● **Exercise description**
Reproduce word for word the lines of the material starting at the line containing "- article-column-top-right: [277, 98, 499, 362]" and ending at the line containing "- text-line: 독려하고 있다.: [277, 327, 357, 343]", including both of those lines.

____________________

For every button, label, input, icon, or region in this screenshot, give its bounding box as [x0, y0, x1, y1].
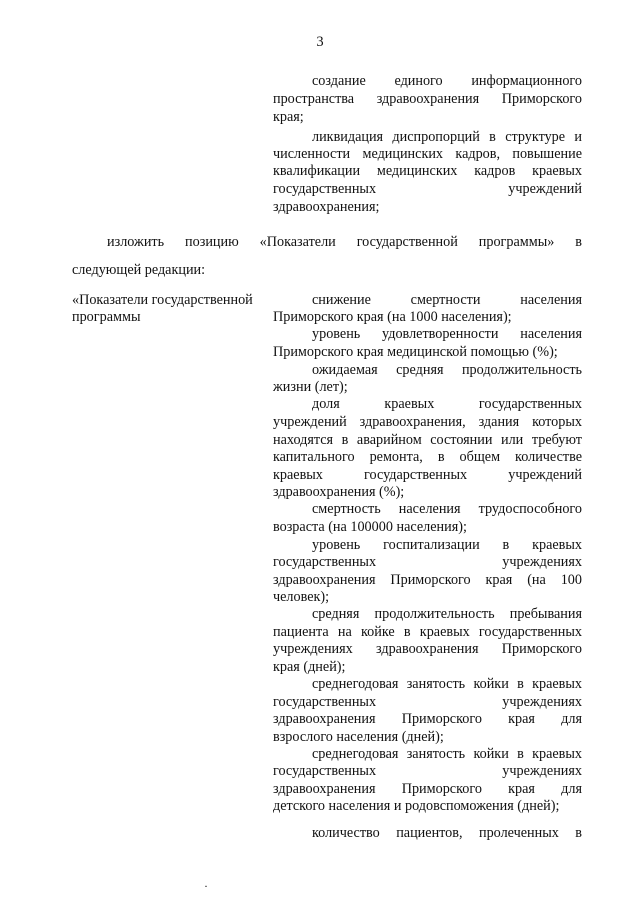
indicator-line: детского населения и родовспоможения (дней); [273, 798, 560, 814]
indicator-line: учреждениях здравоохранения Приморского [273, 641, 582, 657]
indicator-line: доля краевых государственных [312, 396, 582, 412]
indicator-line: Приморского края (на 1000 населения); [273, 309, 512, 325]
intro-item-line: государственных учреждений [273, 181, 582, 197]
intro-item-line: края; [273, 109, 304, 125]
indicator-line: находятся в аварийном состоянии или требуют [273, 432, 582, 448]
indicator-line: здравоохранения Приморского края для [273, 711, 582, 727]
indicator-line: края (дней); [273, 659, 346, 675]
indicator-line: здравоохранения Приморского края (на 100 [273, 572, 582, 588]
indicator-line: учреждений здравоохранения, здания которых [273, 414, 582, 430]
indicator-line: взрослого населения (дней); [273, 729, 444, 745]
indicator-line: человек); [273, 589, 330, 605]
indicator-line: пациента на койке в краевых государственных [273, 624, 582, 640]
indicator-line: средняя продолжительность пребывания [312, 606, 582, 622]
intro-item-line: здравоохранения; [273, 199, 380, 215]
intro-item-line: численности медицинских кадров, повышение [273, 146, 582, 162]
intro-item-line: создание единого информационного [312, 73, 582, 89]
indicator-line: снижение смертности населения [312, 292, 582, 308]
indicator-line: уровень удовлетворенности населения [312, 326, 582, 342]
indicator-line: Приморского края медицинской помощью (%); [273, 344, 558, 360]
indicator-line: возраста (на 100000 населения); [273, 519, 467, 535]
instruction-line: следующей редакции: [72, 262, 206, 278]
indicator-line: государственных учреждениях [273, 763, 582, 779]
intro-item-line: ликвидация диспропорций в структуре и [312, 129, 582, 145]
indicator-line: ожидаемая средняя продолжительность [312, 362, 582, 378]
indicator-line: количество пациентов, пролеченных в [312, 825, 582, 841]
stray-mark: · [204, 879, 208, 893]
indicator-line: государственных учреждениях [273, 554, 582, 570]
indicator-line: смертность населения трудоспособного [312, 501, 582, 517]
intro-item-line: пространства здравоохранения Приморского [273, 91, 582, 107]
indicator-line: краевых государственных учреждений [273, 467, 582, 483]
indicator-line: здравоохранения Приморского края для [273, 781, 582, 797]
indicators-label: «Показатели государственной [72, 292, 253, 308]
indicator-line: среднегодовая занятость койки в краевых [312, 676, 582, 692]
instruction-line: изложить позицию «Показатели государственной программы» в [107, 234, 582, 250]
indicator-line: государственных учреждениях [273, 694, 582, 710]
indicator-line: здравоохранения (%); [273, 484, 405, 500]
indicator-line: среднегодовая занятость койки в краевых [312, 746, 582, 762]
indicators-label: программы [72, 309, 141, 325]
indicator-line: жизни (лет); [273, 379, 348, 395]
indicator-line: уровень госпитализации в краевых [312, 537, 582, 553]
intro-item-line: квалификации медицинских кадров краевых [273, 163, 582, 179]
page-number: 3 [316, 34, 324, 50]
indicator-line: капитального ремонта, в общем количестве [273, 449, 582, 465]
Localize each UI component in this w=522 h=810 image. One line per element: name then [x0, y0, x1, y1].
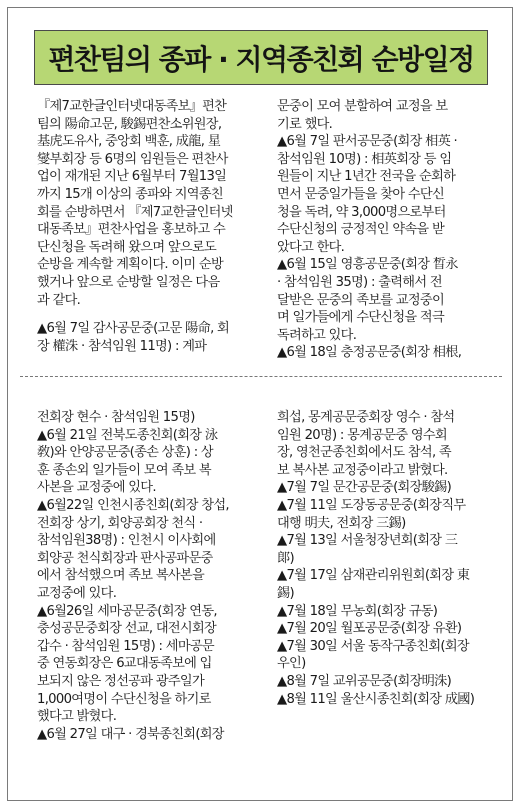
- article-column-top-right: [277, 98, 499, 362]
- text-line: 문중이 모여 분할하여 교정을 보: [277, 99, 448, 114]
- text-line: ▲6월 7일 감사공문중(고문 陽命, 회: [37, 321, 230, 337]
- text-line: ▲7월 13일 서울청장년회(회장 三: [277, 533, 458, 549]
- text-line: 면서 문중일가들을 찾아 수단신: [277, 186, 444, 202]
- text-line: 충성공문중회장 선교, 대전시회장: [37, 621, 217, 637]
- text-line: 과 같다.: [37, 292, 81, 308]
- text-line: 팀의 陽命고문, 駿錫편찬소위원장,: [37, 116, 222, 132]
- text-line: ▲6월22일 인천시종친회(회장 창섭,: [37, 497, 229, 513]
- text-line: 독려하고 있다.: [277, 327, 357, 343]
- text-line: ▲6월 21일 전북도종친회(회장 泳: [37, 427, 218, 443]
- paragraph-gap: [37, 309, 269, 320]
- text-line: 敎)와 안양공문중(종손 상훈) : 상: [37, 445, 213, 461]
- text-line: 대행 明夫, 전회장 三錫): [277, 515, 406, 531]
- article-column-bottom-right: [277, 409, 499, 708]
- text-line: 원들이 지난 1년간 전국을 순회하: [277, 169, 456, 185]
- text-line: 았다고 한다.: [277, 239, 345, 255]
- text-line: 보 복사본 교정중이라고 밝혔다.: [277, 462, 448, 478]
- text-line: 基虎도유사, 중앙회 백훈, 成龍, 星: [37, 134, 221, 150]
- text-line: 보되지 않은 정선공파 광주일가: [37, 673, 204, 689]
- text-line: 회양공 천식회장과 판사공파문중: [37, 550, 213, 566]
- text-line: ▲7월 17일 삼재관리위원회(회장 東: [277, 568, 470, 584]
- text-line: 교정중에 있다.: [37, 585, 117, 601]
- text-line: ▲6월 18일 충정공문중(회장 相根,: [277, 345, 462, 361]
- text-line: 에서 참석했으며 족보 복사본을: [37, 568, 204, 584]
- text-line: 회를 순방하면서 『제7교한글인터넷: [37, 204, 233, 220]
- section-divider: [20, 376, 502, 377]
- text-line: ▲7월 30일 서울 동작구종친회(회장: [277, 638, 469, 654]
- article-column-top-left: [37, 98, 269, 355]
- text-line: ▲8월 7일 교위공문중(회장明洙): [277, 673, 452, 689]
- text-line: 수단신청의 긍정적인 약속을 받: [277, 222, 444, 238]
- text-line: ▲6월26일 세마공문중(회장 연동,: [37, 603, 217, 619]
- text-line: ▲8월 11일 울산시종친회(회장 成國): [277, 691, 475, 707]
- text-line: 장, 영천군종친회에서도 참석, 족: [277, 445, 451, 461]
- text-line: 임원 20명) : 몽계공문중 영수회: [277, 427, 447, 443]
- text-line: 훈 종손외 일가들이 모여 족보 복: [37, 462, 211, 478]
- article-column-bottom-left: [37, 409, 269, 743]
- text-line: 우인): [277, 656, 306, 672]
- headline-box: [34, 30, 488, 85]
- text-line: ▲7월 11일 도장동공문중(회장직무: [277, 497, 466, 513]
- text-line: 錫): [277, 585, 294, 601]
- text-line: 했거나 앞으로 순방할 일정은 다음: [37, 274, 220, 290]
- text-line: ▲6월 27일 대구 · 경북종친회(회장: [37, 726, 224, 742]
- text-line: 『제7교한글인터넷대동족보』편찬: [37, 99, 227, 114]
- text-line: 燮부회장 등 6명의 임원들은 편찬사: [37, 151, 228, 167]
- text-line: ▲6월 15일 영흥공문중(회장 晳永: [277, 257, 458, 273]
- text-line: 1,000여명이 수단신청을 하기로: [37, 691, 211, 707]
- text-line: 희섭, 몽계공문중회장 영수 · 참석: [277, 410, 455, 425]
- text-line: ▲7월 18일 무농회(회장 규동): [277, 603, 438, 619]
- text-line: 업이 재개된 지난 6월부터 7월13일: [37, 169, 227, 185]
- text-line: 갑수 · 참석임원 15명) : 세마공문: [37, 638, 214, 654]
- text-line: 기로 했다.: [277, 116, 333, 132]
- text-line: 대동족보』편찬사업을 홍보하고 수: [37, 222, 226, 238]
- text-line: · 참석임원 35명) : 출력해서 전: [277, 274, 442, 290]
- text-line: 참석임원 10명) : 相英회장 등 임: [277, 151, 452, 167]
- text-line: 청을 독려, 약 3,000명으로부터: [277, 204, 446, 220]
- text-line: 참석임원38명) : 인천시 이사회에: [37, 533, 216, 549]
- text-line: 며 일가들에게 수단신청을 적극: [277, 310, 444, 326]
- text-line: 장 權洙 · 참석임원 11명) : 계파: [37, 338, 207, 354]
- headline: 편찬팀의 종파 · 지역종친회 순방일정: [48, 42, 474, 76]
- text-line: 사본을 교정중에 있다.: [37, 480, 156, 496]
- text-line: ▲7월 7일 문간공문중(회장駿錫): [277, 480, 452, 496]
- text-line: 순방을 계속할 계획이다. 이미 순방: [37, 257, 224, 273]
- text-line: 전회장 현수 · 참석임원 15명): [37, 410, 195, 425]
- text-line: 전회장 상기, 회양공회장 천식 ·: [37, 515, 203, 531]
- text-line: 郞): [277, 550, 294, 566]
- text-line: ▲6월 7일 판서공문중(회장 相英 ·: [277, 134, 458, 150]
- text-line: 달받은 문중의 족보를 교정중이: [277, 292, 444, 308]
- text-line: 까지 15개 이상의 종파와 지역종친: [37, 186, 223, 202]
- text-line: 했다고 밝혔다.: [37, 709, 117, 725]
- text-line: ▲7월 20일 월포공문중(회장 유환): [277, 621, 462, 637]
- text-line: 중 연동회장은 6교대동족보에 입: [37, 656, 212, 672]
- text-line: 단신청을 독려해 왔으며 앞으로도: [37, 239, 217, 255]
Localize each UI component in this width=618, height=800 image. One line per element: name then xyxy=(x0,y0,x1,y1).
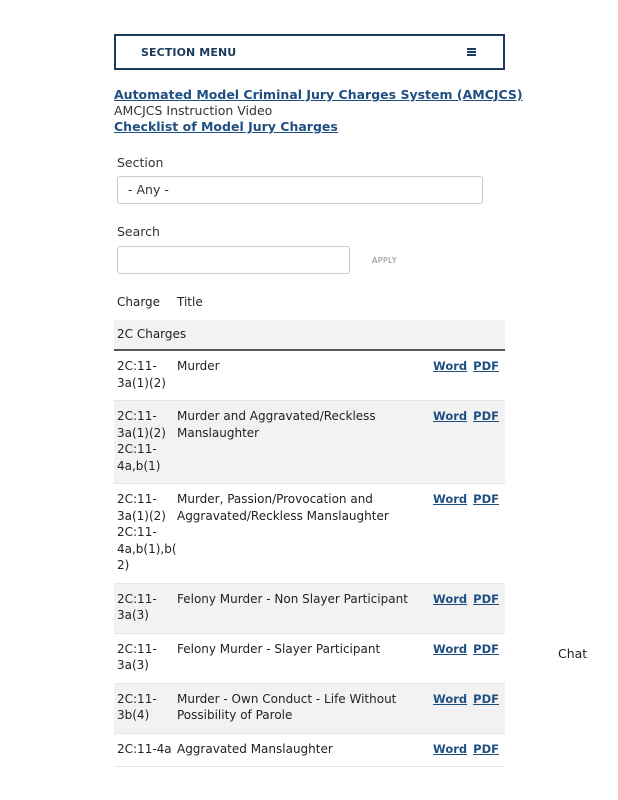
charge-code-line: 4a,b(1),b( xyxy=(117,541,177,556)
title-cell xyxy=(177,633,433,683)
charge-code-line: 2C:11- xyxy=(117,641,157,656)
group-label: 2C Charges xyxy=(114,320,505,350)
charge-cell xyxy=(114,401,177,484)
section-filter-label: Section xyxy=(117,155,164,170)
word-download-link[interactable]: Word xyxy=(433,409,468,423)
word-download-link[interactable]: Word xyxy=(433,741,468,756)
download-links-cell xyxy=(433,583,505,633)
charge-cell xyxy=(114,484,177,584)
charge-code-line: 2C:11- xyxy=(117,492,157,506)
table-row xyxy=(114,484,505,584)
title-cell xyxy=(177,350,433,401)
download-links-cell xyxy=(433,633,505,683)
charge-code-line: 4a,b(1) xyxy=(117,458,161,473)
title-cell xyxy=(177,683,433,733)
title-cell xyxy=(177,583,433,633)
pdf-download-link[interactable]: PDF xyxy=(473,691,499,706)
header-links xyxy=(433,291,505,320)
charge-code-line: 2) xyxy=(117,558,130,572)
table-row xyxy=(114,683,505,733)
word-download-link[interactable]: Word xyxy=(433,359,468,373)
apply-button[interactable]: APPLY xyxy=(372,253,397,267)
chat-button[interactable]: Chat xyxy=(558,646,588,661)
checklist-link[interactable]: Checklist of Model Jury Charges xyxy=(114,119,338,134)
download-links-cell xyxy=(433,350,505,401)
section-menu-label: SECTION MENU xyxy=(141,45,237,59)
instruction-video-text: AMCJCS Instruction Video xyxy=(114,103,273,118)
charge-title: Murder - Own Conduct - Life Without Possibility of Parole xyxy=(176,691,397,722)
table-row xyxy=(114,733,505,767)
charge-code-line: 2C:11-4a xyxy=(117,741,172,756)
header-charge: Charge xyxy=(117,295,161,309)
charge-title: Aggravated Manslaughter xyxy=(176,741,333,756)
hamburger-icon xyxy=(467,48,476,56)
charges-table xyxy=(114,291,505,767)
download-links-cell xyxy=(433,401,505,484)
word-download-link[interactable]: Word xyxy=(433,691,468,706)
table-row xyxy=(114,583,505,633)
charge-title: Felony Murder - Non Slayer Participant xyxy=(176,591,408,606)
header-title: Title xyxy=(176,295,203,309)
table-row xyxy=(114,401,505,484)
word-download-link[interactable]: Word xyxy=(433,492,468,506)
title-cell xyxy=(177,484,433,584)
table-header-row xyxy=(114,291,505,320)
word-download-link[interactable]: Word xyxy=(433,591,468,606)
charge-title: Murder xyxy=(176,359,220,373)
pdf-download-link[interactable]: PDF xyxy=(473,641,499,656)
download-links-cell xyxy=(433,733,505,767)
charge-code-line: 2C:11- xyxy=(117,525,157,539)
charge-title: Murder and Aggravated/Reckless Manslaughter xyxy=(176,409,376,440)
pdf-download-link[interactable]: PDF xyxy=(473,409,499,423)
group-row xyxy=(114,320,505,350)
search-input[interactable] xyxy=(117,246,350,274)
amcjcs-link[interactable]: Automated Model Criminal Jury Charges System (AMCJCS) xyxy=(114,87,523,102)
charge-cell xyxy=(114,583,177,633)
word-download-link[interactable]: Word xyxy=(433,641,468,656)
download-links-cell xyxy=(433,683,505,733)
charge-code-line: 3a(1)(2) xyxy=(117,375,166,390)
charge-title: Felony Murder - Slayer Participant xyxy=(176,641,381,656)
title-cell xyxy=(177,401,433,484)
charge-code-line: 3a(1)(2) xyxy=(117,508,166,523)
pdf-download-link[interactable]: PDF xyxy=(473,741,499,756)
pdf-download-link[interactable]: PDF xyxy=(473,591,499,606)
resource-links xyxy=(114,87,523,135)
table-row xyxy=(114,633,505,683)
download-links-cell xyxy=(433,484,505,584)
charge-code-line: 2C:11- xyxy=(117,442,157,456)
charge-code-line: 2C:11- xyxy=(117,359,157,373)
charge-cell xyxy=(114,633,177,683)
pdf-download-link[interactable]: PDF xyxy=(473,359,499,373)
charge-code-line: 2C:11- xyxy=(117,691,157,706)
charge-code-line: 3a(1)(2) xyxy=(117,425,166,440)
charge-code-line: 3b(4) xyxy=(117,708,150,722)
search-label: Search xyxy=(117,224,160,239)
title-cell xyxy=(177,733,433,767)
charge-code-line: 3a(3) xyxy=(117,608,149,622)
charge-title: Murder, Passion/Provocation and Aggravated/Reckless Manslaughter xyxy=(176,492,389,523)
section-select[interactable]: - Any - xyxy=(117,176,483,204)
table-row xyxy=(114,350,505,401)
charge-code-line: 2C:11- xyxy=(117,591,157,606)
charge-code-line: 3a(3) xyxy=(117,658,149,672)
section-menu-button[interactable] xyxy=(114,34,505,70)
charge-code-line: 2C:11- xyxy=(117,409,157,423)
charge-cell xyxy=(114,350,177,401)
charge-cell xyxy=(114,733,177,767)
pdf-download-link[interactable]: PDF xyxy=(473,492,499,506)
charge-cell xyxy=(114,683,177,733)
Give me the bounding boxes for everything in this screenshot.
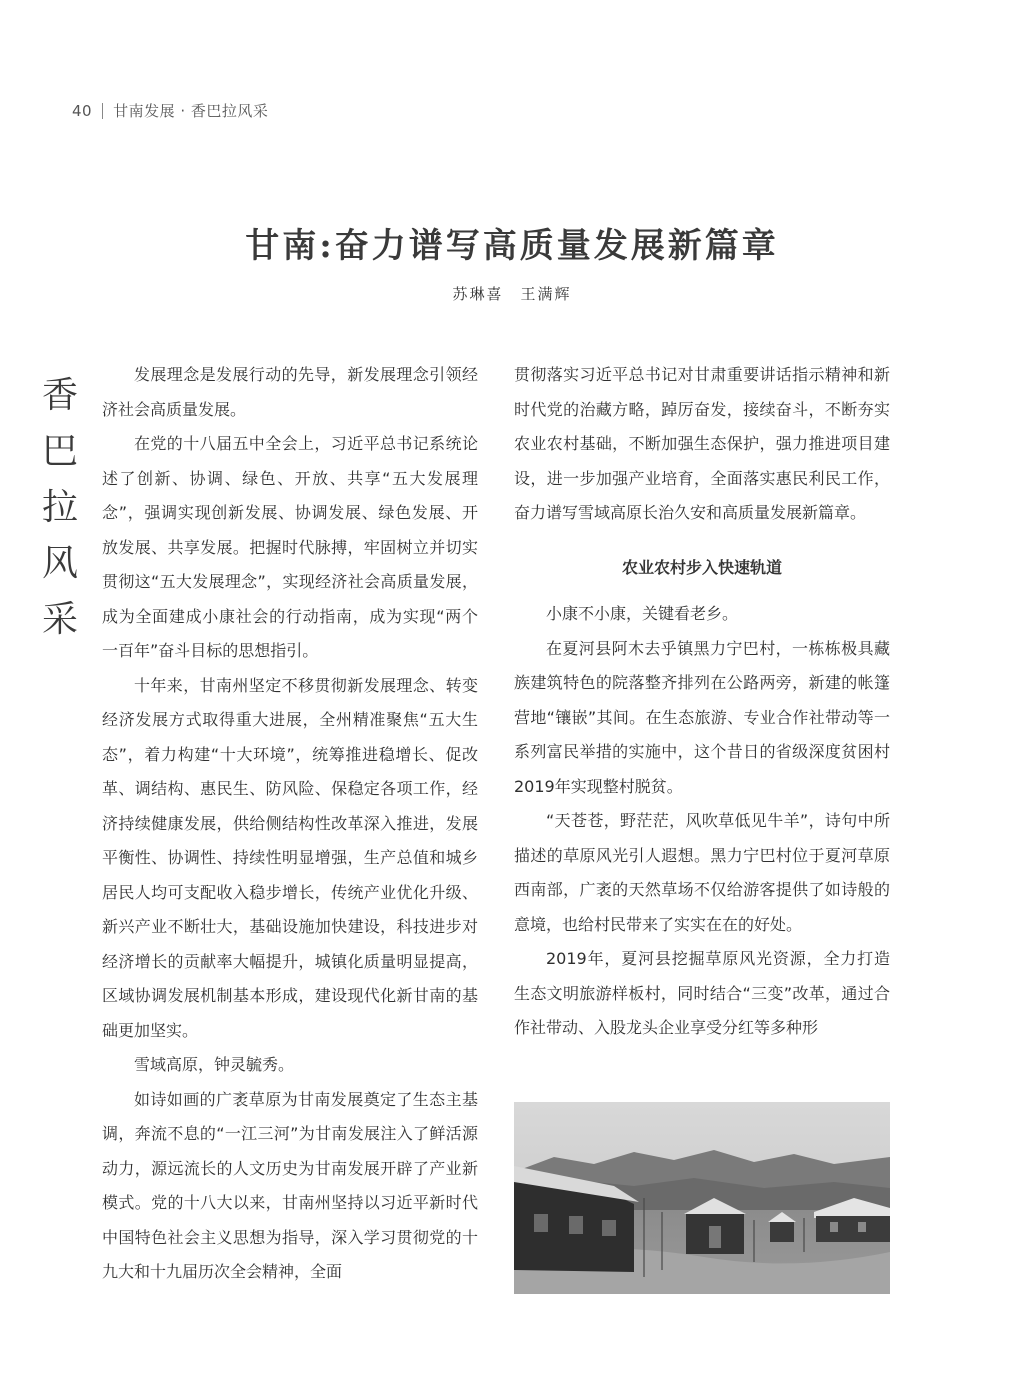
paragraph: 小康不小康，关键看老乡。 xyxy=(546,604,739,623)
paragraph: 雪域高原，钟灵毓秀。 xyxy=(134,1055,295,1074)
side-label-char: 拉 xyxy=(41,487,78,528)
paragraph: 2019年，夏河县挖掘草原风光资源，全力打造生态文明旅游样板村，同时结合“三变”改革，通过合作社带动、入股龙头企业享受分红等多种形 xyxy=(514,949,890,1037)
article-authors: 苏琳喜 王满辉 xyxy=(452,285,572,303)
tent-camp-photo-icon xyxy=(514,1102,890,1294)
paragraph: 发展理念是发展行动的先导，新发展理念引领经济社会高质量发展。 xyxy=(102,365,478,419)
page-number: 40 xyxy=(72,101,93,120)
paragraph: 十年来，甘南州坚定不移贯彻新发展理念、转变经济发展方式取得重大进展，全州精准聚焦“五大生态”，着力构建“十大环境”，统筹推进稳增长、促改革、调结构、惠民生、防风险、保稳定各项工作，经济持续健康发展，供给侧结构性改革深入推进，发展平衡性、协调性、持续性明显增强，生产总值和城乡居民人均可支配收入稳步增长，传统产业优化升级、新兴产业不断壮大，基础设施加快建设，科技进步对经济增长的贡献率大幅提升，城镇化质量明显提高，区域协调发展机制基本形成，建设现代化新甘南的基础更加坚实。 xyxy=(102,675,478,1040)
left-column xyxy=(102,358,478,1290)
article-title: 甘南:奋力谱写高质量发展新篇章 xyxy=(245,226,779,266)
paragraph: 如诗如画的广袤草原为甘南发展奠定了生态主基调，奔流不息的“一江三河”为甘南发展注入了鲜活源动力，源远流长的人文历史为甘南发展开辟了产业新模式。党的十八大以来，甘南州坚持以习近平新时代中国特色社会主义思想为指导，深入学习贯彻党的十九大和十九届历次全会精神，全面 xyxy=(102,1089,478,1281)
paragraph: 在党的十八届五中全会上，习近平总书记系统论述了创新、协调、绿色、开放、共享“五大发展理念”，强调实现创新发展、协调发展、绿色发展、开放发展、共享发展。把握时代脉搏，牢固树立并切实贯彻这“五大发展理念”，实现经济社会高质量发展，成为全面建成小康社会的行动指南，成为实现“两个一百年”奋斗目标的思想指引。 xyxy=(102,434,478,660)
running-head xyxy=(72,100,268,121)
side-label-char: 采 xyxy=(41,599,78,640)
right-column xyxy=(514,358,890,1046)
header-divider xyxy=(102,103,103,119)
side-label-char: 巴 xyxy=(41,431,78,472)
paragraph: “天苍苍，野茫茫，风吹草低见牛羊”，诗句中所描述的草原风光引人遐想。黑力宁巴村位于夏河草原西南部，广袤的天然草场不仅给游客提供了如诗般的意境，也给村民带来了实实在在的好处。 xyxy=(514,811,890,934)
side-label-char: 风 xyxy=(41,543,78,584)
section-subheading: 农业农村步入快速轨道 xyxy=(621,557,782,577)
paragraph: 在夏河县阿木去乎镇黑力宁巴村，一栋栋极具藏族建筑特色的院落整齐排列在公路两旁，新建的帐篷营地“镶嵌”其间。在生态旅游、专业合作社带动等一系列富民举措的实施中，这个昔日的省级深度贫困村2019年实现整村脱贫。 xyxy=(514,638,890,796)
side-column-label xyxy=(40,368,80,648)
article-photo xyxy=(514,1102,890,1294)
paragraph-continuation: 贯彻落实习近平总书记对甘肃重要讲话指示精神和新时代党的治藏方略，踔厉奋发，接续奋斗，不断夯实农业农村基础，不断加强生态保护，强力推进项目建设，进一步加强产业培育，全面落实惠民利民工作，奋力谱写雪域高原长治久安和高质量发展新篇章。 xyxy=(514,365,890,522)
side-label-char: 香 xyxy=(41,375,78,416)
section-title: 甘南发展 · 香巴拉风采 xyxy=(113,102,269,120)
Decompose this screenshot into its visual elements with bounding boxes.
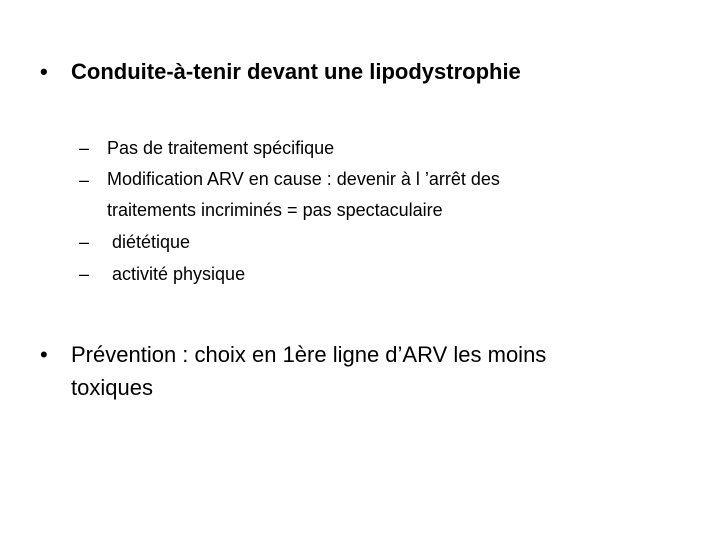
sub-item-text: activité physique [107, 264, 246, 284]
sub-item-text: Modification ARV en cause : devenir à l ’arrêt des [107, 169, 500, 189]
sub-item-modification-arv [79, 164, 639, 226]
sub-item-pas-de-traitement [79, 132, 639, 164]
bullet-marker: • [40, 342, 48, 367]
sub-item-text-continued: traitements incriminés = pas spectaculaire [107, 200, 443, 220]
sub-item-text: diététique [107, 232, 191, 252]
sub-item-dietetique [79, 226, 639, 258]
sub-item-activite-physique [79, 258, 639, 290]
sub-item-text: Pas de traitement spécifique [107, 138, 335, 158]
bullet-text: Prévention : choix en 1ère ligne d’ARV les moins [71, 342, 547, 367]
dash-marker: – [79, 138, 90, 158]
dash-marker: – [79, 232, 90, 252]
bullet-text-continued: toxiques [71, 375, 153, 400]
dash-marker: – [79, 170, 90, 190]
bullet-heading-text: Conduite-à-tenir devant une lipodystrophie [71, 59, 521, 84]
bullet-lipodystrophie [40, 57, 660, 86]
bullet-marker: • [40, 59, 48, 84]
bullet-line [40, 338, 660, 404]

____________________

● **Final answer**
- article-column-top-right: [277, 98, 499, 362]
- text-line: 문중이 모여 분할하여 교정을 보: [277, 99, 448, 114]
- text-line: ▲6월 7일 감사공문중(고문 陽命, 회: [37, 321, 230, 337]
- text-line: ▲7월 13일 서울청장년회(회장 三: [277, 533, 458, 549]
- text-line: 면서 문중일가들을 찾아 수단신: [277, 186, 444, 202]
- text-line: 충성공문중회장 선교, 대전시회장: [37, 621, 217, 637]
- text-line: 과 같다.: [37, 292, 81, 308]
- text-line: 팀의 陽命고문, 駿錫편찬소위원장,: [37, 116, 222, 132]
- text-line: ▲6월22일 인천시종친회(회장 창섭,: [37, 497, 229, 513]
- text-line: 독려하고 있다.: [277, 327, 357, 343]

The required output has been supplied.